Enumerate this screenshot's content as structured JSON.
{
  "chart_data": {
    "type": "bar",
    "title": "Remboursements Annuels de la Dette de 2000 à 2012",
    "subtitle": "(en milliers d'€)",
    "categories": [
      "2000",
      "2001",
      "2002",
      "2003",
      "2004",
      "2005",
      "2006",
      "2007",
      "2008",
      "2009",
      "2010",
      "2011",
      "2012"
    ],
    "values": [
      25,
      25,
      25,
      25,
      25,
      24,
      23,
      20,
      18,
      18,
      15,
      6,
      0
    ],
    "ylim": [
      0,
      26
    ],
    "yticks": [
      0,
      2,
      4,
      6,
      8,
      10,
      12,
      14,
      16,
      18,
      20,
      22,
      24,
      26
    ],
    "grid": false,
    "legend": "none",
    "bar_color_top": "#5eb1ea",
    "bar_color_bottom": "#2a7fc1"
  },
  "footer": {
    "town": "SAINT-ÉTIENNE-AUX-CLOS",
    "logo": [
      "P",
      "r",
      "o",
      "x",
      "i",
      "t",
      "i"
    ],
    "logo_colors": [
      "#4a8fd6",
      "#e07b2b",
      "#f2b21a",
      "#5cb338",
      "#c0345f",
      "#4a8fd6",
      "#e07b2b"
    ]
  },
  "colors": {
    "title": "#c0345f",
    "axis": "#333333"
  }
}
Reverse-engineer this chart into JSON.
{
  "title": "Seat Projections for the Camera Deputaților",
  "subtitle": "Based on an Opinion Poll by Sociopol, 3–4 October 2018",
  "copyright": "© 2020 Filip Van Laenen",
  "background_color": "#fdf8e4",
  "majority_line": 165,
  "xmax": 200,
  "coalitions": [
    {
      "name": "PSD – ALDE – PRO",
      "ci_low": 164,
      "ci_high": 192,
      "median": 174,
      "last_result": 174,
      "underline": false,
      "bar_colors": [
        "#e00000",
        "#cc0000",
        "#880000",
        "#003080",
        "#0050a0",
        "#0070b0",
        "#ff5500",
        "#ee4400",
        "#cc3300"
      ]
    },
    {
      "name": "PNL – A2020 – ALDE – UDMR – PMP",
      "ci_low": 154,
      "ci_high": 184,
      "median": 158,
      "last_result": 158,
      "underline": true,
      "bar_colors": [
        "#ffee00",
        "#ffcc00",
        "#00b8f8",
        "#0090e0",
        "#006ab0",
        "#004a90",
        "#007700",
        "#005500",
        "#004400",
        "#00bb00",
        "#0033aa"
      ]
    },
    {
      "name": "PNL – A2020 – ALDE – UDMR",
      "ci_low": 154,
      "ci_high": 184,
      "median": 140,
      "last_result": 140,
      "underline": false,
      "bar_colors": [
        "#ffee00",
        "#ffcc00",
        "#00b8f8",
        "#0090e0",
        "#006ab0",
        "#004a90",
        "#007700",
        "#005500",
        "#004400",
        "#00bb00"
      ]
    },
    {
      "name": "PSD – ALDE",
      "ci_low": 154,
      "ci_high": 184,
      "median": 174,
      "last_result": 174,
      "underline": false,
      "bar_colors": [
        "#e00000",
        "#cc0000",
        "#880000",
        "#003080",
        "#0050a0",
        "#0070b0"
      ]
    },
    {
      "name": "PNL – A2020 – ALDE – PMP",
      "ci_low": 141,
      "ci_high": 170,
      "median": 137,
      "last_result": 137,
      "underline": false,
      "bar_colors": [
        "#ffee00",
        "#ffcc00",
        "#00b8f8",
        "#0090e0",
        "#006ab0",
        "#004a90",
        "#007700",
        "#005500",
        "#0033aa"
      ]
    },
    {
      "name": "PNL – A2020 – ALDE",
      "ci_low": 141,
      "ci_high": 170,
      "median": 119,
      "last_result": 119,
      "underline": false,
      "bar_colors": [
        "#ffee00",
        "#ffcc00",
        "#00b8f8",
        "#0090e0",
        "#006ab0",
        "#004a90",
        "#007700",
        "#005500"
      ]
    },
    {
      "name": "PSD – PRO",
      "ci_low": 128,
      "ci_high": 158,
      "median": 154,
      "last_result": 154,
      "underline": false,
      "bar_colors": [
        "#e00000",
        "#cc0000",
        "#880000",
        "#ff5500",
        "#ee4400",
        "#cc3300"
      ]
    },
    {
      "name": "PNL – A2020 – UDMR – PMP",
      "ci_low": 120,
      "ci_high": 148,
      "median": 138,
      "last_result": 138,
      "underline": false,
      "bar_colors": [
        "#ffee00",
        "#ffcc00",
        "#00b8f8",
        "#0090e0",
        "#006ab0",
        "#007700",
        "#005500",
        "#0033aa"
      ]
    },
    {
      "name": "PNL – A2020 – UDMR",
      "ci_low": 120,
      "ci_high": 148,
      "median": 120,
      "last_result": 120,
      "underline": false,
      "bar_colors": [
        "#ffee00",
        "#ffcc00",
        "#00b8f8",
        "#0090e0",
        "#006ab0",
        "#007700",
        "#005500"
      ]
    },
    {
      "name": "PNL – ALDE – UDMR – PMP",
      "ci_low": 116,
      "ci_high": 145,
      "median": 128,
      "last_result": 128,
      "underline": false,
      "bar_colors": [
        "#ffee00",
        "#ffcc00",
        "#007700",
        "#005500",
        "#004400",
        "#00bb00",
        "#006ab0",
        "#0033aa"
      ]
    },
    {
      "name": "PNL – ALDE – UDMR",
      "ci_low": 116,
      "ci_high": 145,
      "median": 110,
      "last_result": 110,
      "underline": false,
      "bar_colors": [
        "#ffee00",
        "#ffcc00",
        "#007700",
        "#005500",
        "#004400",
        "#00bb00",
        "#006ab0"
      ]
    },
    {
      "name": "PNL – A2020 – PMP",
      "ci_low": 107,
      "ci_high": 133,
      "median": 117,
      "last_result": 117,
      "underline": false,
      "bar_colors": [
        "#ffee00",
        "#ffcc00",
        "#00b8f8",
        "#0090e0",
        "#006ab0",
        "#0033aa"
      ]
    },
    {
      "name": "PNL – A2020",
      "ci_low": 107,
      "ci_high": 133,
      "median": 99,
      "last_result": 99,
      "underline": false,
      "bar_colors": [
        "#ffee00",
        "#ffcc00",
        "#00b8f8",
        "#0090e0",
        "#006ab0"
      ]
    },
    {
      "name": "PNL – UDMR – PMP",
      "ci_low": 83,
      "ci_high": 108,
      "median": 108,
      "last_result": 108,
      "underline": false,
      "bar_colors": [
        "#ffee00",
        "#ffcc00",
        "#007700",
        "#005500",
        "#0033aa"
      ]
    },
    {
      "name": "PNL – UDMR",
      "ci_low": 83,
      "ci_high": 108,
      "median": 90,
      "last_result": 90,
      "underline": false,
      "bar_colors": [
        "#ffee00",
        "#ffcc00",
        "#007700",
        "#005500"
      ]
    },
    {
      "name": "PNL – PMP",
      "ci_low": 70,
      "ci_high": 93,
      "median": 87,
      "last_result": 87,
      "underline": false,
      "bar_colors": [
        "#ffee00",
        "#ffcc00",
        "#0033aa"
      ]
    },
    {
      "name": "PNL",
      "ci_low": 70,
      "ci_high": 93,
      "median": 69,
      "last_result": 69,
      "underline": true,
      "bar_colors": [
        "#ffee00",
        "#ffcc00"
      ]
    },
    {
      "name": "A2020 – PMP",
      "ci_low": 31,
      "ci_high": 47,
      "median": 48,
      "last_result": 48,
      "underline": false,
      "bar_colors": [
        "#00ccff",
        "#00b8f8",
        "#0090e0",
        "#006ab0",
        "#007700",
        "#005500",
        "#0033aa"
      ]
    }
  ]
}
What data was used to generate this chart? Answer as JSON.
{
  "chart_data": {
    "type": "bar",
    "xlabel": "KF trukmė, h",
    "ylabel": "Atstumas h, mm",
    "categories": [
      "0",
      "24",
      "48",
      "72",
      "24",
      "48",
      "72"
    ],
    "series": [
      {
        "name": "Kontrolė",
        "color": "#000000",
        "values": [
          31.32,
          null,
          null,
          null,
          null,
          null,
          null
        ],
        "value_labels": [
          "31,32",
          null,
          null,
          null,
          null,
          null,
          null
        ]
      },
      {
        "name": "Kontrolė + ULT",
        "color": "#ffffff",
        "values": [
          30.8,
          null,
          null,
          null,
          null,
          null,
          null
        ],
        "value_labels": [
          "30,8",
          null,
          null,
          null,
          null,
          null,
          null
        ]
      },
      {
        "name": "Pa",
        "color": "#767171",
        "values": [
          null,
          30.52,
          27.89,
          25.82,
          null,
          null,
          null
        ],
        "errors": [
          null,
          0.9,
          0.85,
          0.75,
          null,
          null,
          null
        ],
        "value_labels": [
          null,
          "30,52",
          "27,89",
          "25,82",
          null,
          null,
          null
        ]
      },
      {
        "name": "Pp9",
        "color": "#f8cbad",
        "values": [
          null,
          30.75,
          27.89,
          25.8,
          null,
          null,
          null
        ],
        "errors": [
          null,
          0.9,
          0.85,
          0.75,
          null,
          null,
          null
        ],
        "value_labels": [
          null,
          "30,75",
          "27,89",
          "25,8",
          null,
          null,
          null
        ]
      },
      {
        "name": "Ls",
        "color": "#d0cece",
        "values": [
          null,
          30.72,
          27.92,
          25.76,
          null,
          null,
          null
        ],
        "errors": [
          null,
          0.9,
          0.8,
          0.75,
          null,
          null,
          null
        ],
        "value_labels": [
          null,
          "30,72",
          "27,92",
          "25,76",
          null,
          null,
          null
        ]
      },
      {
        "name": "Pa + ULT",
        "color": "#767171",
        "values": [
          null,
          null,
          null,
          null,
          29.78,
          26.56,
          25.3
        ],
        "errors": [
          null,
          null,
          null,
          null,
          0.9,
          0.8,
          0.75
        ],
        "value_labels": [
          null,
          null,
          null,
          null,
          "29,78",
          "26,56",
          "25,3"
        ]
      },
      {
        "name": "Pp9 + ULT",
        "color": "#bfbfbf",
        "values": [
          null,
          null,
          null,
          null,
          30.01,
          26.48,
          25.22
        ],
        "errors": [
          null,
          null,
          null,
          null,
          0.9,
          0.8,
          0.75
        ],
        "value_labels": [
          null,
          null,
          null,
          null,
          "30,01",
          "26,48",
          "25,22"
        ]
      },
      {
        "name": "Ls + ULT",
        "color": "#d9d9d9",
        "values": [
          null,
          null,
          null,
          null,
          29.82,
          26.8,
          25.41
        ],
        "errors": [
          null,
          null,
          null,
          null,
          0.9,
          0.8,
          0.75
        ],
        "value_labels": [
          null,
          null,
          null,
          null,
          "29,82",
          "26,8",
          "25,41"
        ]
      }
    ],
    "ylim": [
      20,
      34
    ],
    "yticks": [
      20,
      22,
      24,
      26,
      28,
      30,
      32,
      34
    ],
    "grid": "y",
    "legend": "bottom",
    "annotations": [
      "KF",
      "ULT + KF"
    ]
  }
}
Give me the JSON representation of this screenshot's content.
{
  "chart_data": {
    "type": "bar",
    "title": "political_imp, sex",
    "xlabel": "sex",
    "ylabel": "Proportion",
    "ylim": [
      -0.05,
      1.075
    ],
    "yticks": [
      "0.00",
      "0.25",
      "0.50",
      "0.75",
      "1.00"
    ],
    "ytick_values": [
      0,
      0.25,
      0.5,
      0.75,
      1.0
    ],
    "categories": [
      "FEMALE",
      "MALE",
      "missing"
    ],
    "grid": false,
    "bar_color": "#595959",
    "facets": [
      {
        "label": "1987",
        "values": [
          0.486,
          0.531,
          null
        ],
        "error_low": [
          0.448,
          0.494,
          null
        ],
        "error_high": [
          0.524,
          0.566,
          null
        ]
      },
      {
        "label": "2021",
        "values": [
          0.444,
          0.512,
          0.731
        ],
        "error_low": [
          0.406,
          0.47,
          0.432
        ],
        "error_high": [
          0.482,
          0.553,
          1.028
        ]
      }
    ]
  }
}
______
Write the lines out verbatim, from the one with "Give me the" through the last line of the entries, and stop there.

Give me the JSON representation of this screenshot's content.
{
  "chart_data": {
    "type": "bar",
    "title": "political_imp, sex",
    "xlabel": "sex",
    "ylabel": "Proportion",
    "ylim": [
      -0.05,
      1.075
    ],
    "yticks": [
      "0.00",
      "0.25",
      "0.50",
      "0.75",
      "1.00"
    ],
    "ytick_values": [
      0,
      0.25,
      0.5,
      0.75,
      1.0
    ],
    "categories": [
      "FEMALE",
      "MALE",
      "missing"
    ],
    "grid": false,
    "bar_color": "#595959",
    "facets": [
      {
        "label": "1987",
        "values": [
          0.486,
          0.531,
          null
        ],
        "error_low": [
          0.448,
          0.494,
          null
        ],
        "error_high": [
          0.524,
          0.566,
          null
        ]
      },
      {
        "label": "2021",
        "values": [
          0.444,
          0.512,
          0.731
        ],
        "error_low": [
          0.406,
          0.47,
          0.432
        ],
        "error_high": [
          0.482,
          0.553,
          1.028
        ]
      }
    ]
  }
}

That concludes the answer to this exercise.